For every record, give an exact copy that has no pictures in it.

^^^^

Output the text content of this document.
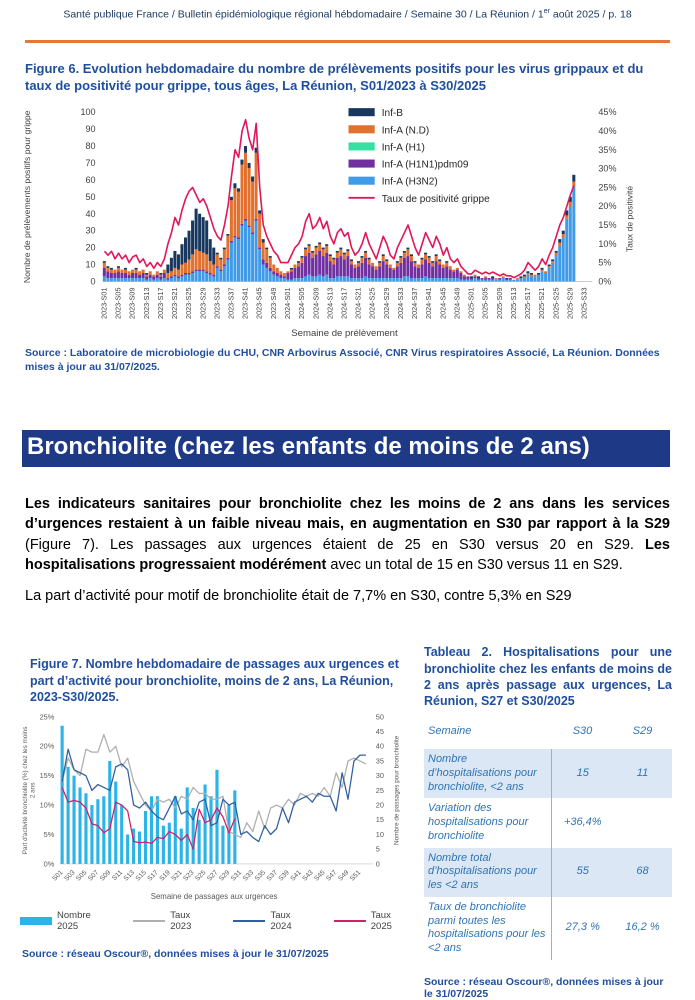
Santé publique France / Bulletin épidémiologique régional hébdomadaire / Semaine 30 / La Réunion / 1er août 2025 / p. 18
Figure 6. Evolution hebdomadaire du nombre de prélèvements positifs pour les virus grippaux et du taux de positivité pour grippe, tous âges, La Réunion, S01/2023 à S30/2025
0
10
20
30
40
50
60
70
80
90
100
0%
5%
10%
15%
20%
25%
30%
35%
40%
45%
2023-S01 2023-S05 2023-S09 2023-S13 2023-S17 2023-S21 2023-S25 2023-S29 2023-S33 2023-S37 2023-S41 2023-S45 2023-S49 2024-S01 2024-S05 2024-S09 2024-S13 2024-S17 2024-S21 2024-S25 2024-S29 2024-S33 2024-S37 2024-S41 2024-S45 2024-S49 2025-S01 2025-S05 2025-S09 2025-S13 2025-S17 2025-S21 2025-S25 2025-S29 2025-S33
Semaine de prélèvement
Nombre de prélèvements positifs pour grippe	Taux de positivité
Inf-B
Inf-A (N.D)
Inf-A (H1)
Inf-A (H1N1)pdm09
Inf-A (H3N2)
Taux de positivité grippe
Source : Laboratoire de microbiologie du CHU, CNR Arbovirus Associé, CNR Virus respiratoires Associé, La Réunion. Données mises à jour au 31/07/2025.
Bronchiolite (chez les enfants de moins de 2 ans)

Les indicateurs sanitaires pour bronchiolite chez les moins de 2 ans dans les services d’urgences restaient à un faible niveau mais, en augmentation en S30 par rapport à la S29 (Figure 7). Les passages aux urgences étaient de 25 en S30 versus 20 en S29. Les hospitalisations progressaient modérément avec un total de 15 en S30 versus 11 en S29.

La part d’activité pour motif de bronchiolite était de 7,7% en S30, contre 5,3% en S29

Figure 7. Nombre hebdomadaire de passages aux urgences et part d’activité pour bronchiolite, moins de 2 ans, La Réunion, 2023-S30/2025.
0%
5%
10%
15%
20%
25%
0
5
10
15
20
25
30
35
40
45
50
S01
S03
S05
S07
S09
S11
S13
S15
S17
S19
S21
S23
S25
S27
S29
S31
S33
S35
S37
S39
S41
S43
S45
S47
S49
S51
Semaine de passages aux urgences
Part d'activité bronchiolite (%) chez les moins 2 ans	Nombre de passages pour bronchiolite
Nombre 2025
Taux 2023
Taux 2024
Taux 2025
Source : réseau Oscour®, données mises à jour le 31/07/2025
Tableau 2. Hospitalisations pour une bronchiolite chez les enfants de moins de 2 ans après passage aux urgences, La Réunion, S27 et S30/2025
Semaine	S30	S29
Nombre d’hospitalisations pour bronchiolite, <2 ans	15	11
Variation des hospitalisations pour bronchiolite	+36,4%	
Nombre total d’hospitalisations pour les <2 ans	55	68
Taux de bronchiolite parmi toutes les hospitalisations pour les <2 ans	27,3 %	16,2 %
Source : réseau Oscour®, données mises à jour le 31/07/2025
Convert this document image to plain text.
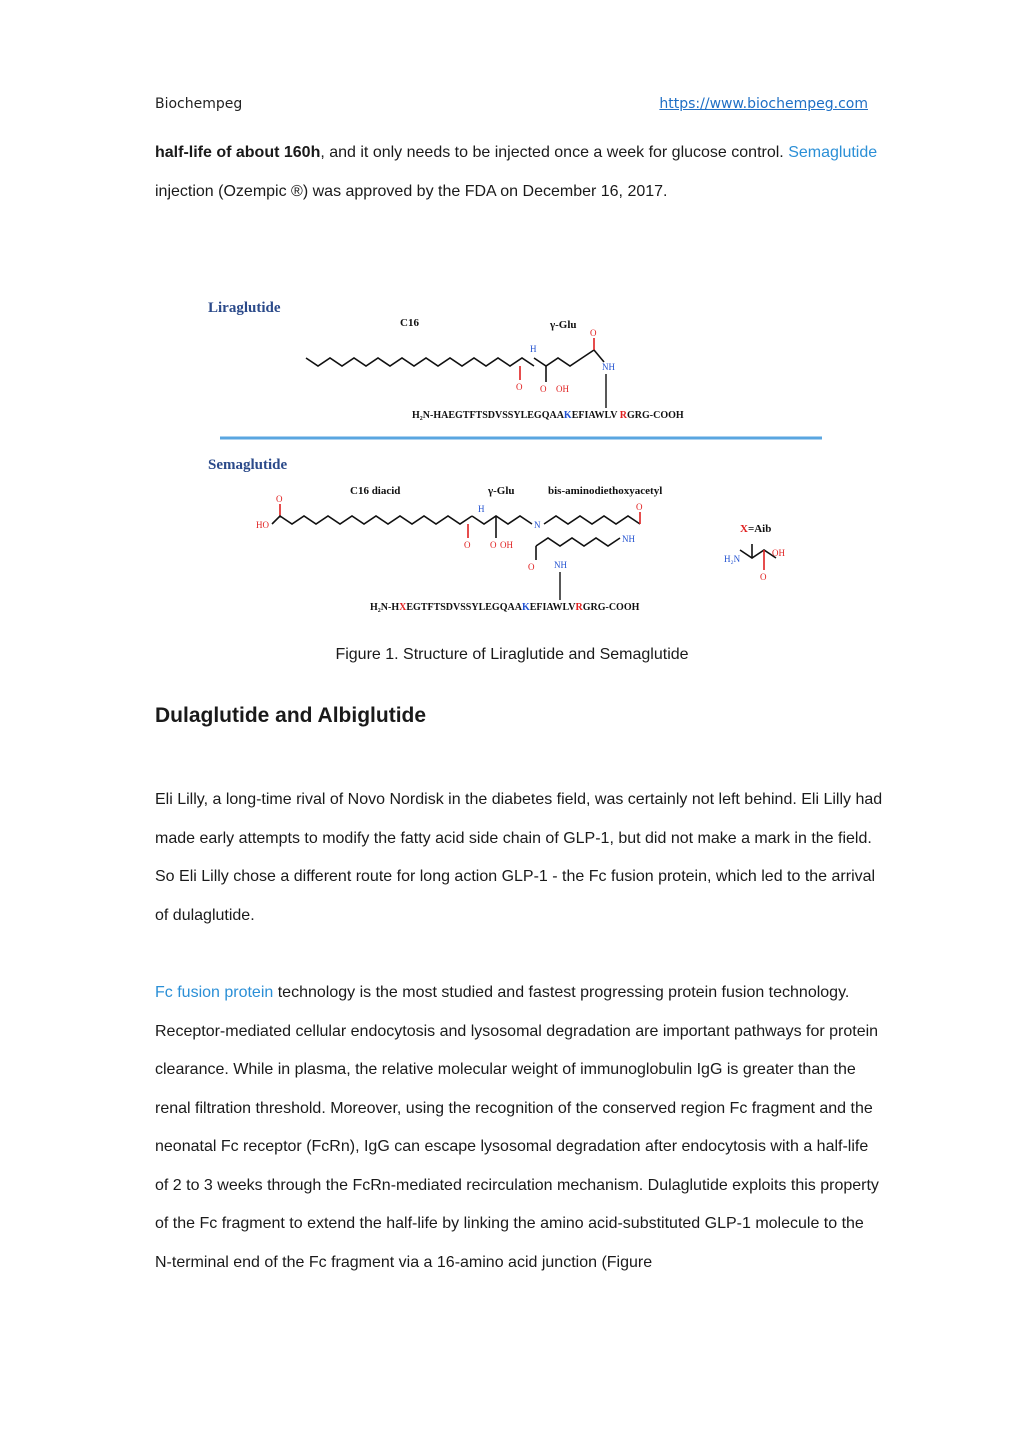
Biochempeg	https://www.biochempeg.com

half-life of about 160h, and it only needs to be injected once a week for glucose control. Semaglutide injection (Ozempic ®) was approved by the FDA on December 16, 2017.

Liraglutide
C16	γ-Glu
O
H
O OH
O
NH
H₂N-HAEGTFTSDVSSYLEGQAAKEFIAWLV RGRG-COOH
Semaglutide
C16 diacid	γ-Glu	bis-aminodiethoxyacetyl
HO
O
O
H
O OH
N
O
NH
O NH
H₂N-HXEGTFTSDVSSYLEGQAAKEFIAWLVRGRG-COOH
X=Aib
H₂N
OH
O
Figure 1. Structure of Liraglutide and Semaglutide
Dulaglutide and Albiglutide

Eli Lilly, a long-time rival of Novo Nordisk in the diabetes field, was certainly not left behind. Eli Lilly had made early attempts to modify the fatty acid side chain of GLP-1, but did not make a mark in the field. So Eli Lilly chose a different route for long action GLP-1 - the Fc fusion protein, which led to the arrival of dulaglutide.

Fc fusion protein technology is the most studied and fastest progressing protein fusion technology. Receptor-mediated cellular endocytosis and lysosomal degradation are important pathways for protein clearance. While in plasma, the relative molecular weight of immunoglobulin IgG is greater than the renal filtration threshold. Moreover, using the recognition of the conserved region Fc fragment and the neonatal Fc receptor (FcRn), IgG can escape lysosomal degradation after endocytosis with a half-life of 2 to 3 weeks through the FcRn-mediated recirculation mechanism. Dulaglutide exploits this property of the Fc fragment to extend the half-life by linking the amino acid-substituted GLP-1 molecule to the N-terminal end of the Fc fragment via a 16-amino acid junction (Figure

^^^^

◆ Written response ◆
Output the text content of this document.
Santé publique France / Bulletin épidémiologique régional hébdomadaire / Semaine 30 / La Réunion / 1er août 2025 / p. 18
Figure 6. Evolution hebdomadaire du nombre de prélèvements positifs pour les virus grippaux et du taux de positivité pour grippe, tous âges, La Réunion, S01/2023 à S30/2025
0
10
20
30
40
50
60
70
80
90
100
0%
5%
10%
15%
20%
25%
30%
35%
40%
45%
2023-S01 2023-S05 2023-S09 2023-S13 2023-S17 2023-S21 2023-S25 2023-S29 2023-S33 2023-S37 2023-S41 2023-S45 2023-S49 2024-S01 2024-S05 2024-S09 2024-S13 2024-S17 2024-S21 2024-S25 2024-S29 2024-S33 2024-S37 2024-S41 2024-S45 2024-S49 2025-S01 2025-S05 2025-S09 2025-S13 2025-S17 2025-S21 2025-S25 2025-S29 2025-S33
Semaine de prélèvement
Nombre de prélèvements positifs pour grippe	Taux de positivité
Inf-B
Inf-A (N.D)
Inf-A (H1)
Inf-A (H1N1)pdm09
Inf-A (H3N2)
Taux de positivité grippe
Source : Laboratoire de microbiologie du CHU, CNR Arbovirus Associé, CNR Virus respiratoires Associé, La Réunion. Données mises à jour au 31/07/2025.
Bronchiolite (chez les enfants de moins de 2 ans)

Les indicateurs sanitaires pour bronchiolite chez les moins de 2 ans dans les services d’urgences restaient à un faible niveau mais, en augmentation en S30 par rapport à la S29 (Figure 7). Les passages aux urgences étaient de 25 en S30 versus 20 en S29. Les hospitalisations progressaient modérément avec un total de 15 en S30 versus 11 en S29.

La part d’activité pour motif de bronchiolite était de 7,7% en S30, contre 5,3% en S29

Figure 7. Nombre hebdomadaire de passages aux urgences et part d’activité pour bronchiolite, moins de 2 ans, La Réunion, 2023-S30/2025.
0%
5%
10%
15%
20%
25%
0
5
10
15
20
25
30
35
40
45
50
S01
S03
S05
S07
S09
S11
S13
S15
S17
S19
S21
S23
S25
S27
S29
S31
S33
S35
S37
S39
S41
S43
S45
S47
S49
S51
Semaine de passages aux urgences
Part d'activité bronchiolite (%) chez les moins 2 ans	Nombre de passages pour bronchiolite
Nombre 2025
Taux 2023
Taux 2024
Taux 2025
Source : réseau Oscour®, données mises à jour le 31/07/2025
Tableau 2. Hospitalisations pour une bronchiolite chez les enfants de moins de 2 ans après passage aux urgences, La Réunion, S27 et S30/2025
Semaine	S30	S29
Nombre d’hospitalisations pour bronchiolite, <2 ans	15	11
Variation des hospitalisations pour bronchiolite	+36,4%	
Nombre total d’hospitalisations pour les <2 ans	55	68
Taux de bronchiolite parmi toutes les hospitalisations pour les <2 ans	27,3 %	16,2 %
Source : réseau Oscour®, données mises à jour le 31/07/2025
Convert this document image to plain text.
Biochempeg	https://www.biochempeg.com

half-life of about 160h, and it only needs to be injected once a week for glucose control. Semaglutide injection (Ozempic ®) was approved by the FDA on December 16, 2017.

Liraglutide
C16	γ-Glu
O
H
O OH
O
NH
H₂N-HAEGTFTSDVSSYLEGQAAKEFIAWLV RGRG-COOH
Semaglutide
C16 diacid	γ-Glu	bis-aminodiethoxyacetyl
HO
O
O
H
O OH
N
O
NH
O NH
H₂N-HXEGTFTSDVSSYLEGQAAKEFIAWLVRGRG-COOH
X=Aib
H₂N
OH
O
Figure 1. Structure of Liraglutide and Semaglutide
Dulaglutide and Albiglutide

Eli Lilly, a long-time rival of Novo Nordisk in the diabetes field, was certainly not left behind. Eli Lilly had made early attempts to modify the fatty acid side chain of GLP-1, but did not make a mark in the field. So Eli Lilly chose a different route for long action GLP-1 - the Fc fusion protein, which led to the arrival of dulaglutide.

Fc fusion protein technology is the most studied and fastest progressing protein fusion technology. Receptor-mediated cellular endocytosis and lysosomal degradation are important pathways for protein clearance. While in plasma, the relative molecular weight of immunoglobulin IgG is greater than the renal filtration threshold. Moreover, using the recognition of the conserved region Fc fragment and the neonatal Fc receptor (FcRn), IgG can escape lysosomal degradation after endocytosis with a half-life of 2 to 3 weeks through the FcRn-mediated recirculation mechanism. Dulaglutide exploits this property of the Fc fragment to extend the half-life by linking the amino acid-substituted GLP-1 molecule to the N-terminal end of the Fc fragment via a 16-amino acid junction (Figure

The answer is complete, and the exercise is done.